| Given task |
Retype each record shown below, leaving every character as it is.

○ ○ ○ ○

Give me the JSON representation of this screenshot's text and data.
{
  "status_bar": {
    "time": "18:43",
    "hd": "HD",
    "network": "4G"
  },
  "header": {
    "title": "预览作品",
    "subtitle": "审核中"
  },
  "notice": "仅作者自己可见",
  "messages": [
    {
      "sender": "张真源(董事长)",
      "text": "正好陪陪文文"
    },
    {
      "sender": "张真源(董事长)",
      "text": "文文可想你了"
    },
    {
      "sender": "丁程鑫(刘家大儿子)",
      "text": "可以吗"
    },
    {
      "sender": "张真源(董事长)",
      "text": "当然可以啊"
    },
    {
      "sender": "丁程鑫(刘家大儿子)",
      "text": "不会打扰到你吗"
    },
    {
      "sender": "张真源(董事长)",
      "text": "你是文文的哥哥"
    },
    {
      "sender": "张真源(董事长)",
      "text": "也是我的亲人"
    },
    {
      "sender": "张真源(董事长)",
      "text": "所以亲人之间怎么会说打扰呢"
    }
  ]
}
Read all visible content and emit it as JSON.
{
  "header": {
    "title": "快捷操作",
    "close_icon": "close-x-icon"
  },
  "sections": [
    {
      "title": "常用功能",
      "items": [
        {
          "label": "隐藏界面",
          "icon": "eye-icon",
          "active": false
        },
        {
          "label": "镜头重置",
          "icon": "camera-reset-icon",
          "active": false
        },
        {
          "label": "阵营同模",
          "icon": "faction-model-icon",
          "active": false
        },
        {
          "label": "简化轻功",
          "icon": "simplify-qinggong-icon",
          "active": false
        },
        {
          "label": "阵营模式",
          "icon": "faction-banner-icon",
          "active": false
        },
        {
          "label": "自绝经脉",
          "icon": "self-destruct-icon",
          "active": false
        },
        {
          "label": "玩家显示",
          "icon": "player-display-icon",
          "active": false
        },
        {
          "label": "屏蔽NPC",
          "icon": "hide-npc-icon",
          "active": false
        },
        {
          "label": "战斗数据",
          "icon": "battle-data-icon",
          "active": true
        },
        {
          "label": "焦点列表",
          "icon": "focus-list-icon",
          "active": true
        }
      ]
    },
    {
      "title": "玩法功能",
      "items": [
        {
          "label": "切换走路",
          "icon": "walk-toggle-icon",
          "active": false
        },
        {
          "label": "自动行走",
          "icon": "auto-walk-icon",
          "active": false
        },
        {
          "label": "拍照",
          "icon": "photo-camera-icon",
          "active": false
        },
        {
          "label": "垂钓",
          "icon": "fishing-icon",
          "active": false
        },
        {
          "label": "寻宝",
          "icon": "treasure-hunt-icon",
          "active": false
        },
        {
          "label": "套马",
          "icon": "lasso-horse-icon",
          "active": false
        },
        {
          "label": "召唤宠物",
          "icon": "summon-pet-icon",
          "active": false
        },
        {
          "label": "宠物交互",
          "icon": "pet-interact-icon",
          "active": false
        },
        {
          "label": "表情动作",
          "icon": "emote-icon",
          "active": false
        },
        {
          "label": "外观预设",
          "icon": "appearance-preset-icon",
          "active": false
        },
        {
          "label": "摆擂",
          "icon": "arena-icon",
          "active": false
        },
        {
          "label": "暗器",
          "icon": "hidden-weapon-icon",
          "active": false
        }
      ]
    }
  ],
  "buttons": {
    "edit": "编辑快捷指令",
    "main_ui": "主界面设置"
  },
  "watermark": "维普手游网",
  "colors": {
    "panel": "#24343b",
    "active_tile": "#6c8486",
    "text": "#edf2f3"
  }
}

○ ○ ○ ○

| Exercise response |
Give me the JSON representation of this screenshot's text and data.
{
  "status_bar": {
    "time": "18:43",
    "hd": "HD",
    "network": "4G"
  },
  "header": {
    "title": "预览作品",
    "subtitle": "审核中"
  },
  "notice": "仅作者自己可见",
  "messages": [
    {
      "sender": "张真源(董事长)",
      "text": "正好陪陪文文"
    },
    {
      "sender": "张真源(董事长)",
      "text": "文文可想你了"
    },
    {
      "sender": "丁程鑫(刘家大儿子)",
      "text": "可以吗"
    },
    {
      "sender": "张真源(董事长)",
      "text": "当然可以啊"
    },
    {
      "sender": "丁程鑫(刘家大儿子)",
      "text": "不会打扰到你吗"
    },
    {
      "sender": "张真源(董事长)",
      "text": "你是文文的哥哥"
    },
    {
      "sender": "张真源(董事长)",
      "text": "也是我的亲人"
    },
    {
      "sender": "张真源(董事长)",
      "text": "所以亲人之间怎么会说打扰呢"
    }
  ]
}
Read all visible content and emit it as JSON.
{
  "header": {
    "title": "快捷操作",
    "close_icon": "close-x-icon"
  },
  "sections": [
    {
      "title": "常用功能",
      "items": [
        {
          "label": "隐藏界面",
          "icon": "eye-icon",
          "active": false
        },
        {
          "label": "镜头重置",
          "icon": "camera-reset-icon",
          "active": false
        },
        {
          "label": "阵营同模",
          "icon": "faction-model-icon",
          "active": false
        },
        {
          "label": "简化轻功",
          "icon": "simplify-qinggong-icon",
          "active": false
        },
        {
          "label": "阵营模式",
          "icon": "faction-banner-icon",
          "active": false
        },
        {
          "label": "自绝经脉",
          "icon": "self-destruct-icon",
          "active": false
        },
        {
          "label": "玩家显示",
          "icon": "player-display-icon",
          "active": false
        },
        {
          "label": "屏蔽NPC",
          "icon": "hide-npc-icon",
          "active": false
        },
        {
          "label": "战斗数据",
          "icon": "battle-data-icon",
          "active": true
        },
        {
          "label": "焦点列表",
          "icon": "focus-list-icon",
          "active": true
        }
      ]
    },
    {
      "title": "玩法功能",
      "items": [
        {
          "label": "切换走路",
          "icon": "walk-toggle-icon",
          "active": false
        },
        {
          "label": "自动行走",
          "icon": "auto-walk-icon",
          "active": false
        },
        {
          "label": "拍照",
          "icon": "photo-camera-icon",
          "active": false
        },
        {
          "label": "垂钓",
          "icon": "fishing-icon",
          "active": false
        },
        {
          "label": "寻宝",
          "icon": "treasure-hunt-icon",
          "active": false
        },
        {
          "label": "套马",
          "icon": "lasso-horse-icon",
          "active": false
        },
        {
          "label": "召唤宠物",
          "icon": "summon-pet-icon",
          "active": false
        },
        {
          "label": "宠物交互",
          "icon": "pet-interact-icon",
          "active": false
        },
        {
          "label": "表情动作",
          "icon": "emote-icon",
          "active": false
        },
        {
          "label": "外观预设",
          "icon": "appearance-preset-icon",
          "active": false
        },
        {
          "label": "摆擂",
          "icon": "arena-icon",
          "active": false
        },
        {
          "label": "暗器",
          "icon": "hidden-weapon-icon",
          "active": false
        }
      ]
    }
  ],
  "buttons": {
    "edit": "编辑快捷指令",
    "main_ui": "主界面设置"
  },
  "watermark": "维普手游网",
  "colors": {
    "panel": "#24343b",
    "active_tile": "#6c8486",
    "text": "#edf2f3"
  }
}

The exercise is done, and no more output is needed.